• [What to work on]
1. According to the bulk import page, which YugabyteDB API does it document bulk import for?
2. Take everything in the listing from its first line down to the line containing "asset-name: Материалы (59, 141, 132, 157)" and replace "Сумма" with "Итог", keeping all else unchanged. Give only those lines.

This page documents an earlier version. Go to the latest (v2.3) version.

Depending on the data volume imported, various bulk import tools can be used to bring data into YugabyteDB.

  • YCQL

This page documents bulk import for YugabyteDB’s Cassandra compatible YCQL API.

We will first export data from existing Apache Cassandra and MySQL tables. Thereafter, we will import the data using the various bulk load options supported by YugabyteDB. We will use a generic IoT timeseries data use case as a running example to illustrate the import process.

Create Destination Table

Following is the schema of the destination YugabyteDB table.

• [Record excerpts]
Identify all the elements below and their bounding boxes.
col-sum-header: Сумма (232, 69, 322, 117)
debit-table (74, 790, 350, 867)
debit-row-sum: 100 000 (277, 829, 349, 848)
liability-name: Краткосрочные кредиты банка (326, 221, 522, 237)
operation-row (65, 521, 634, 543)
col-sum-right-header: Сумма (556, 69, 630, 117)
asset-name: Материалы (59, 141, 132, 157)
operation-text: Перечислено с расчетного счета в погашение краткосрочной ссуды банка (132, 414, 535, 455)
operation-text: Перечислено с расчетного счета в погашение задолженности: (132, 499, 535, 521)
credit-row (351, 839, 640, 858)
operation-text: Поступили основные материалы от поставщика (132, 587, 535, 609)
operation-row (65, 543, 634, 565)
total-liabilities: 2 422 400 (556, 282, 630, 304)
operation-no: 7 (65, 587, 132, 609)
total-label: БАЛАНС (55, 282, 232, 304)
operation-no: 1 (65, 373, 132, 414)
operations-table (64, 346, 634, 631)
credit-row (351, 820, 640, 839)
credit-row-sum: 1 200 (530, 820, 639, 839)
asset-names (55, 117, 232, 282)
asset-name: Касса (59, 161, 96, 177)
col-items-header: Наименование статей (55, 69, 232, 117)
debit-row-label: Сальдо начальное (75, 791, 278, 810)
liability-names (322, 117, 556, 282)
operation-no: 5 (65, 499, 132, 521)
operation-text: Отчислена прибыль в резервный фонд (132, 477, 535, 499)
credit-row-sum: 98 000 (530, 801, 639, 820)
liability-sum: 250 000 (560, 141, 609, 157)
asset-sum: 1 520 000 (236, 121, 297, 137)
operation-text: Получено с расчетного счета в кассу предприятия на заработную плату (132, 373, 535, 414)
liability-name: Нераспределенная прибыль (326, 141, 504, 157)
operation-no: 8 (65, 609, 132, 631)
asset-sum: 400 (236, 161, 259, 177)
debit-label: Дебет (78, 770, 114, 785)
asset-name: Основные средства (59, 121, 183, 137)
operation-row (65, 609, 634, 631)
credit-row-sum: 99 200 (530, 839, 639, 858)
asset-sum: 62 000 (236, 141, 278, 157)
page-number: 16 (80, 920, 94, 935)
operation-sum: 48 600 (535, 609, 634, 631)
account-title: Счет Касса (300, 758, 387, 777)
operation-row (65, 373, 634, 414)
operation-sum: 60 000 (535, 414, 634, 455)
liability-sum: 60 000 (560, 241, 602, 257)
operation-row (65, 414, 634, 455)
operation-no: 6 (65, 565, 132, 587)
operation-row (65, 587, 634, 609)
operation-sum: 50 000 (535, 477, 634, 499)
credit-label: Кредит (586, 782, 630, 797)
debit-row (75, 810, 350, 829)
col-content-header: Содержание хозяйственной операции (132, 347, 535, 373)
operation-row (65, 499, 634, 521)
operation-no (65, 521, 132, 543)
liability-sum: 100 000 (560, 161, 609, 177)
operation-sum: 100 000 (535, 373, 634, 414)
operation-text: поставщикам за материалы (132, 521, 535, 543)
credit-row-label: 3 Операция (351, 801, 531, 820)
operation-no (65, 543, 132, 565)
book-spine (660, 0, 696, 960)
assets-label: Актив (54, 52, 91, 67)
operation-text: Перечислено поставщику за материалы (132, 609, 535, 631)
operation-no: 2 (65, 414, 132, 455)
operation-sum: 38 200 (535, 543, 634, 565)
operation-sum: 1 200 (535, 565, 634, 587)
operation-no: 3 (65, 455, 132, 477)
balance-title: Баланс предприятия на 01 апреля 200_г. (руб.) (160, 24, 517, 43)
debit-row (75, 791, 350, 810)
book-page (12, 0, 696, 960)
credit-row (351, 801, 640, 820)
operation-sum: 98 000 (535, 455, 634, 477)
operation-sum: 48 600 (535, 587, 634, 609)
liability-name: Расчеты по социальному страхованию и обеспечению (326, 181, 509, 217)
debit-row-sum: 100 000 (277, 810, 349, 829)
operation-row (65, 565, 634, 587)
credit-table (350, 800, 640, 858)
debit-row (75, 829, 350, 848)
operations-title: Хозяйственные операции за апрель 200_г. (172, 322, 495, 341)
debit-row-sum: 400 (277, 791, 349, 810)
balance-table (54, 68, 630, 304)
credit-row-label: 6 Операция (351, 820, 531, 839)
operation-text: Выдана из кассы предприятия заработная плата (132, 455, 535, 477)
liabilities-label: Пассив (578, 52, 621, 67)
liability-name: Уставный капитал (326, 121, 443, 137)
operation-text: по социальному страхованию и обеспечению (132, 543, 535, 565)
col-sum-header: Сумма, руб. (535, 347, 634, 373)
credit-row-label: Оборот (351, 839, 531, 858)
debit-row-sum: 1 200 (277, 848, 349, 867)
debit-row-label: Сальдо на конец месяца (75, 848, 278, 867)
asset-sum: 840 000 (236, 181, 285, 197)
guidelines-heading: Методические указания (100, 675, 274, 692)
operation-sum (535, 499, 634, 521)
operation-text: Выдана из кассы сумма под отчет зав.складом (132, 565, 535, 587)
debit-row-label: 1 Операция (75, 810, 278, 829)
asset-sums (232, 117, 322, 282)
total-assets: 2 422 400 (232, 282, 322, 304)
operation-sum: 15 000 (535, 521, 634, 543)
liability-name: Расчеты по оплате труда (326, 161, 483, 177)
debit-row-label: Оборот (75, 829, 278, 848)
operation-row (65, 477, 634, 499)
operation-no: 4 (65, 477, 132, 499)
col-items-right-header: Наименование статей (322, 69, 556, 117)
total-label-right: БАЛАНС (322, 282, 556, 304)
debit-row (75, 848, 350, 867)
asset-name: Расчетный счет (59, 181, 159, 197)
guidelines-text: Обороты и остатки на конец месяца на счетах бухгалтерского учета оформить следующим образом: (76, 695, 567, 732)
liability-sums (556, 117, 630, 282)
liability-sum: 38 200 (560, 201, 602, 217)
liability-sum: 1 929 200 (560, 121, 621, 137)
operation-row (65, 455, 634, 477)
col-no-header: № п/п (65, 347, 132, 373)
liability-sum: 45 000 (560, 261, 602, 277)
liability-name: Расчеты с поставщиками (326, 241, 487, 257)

• [Exercise responses]
1. The Cassandra-compatible YCQL API.

2.
Identify all the elements below and their bounding boxes.
col-sum-header: Итог (232, 69, 322, 117)
debit-table (74, 790, 350, 867)
debit-row-sum: 100 000 (277, 829, 349, 848)
liability-name: Краткосрочные кредиты банка (326, 221, 522, 237)
operation-row (65, 521, 634, 543)
col-sum-right-header: Итог (556, 69, 630, 117)
asset-name: Материалы (59, 141, 132, 157)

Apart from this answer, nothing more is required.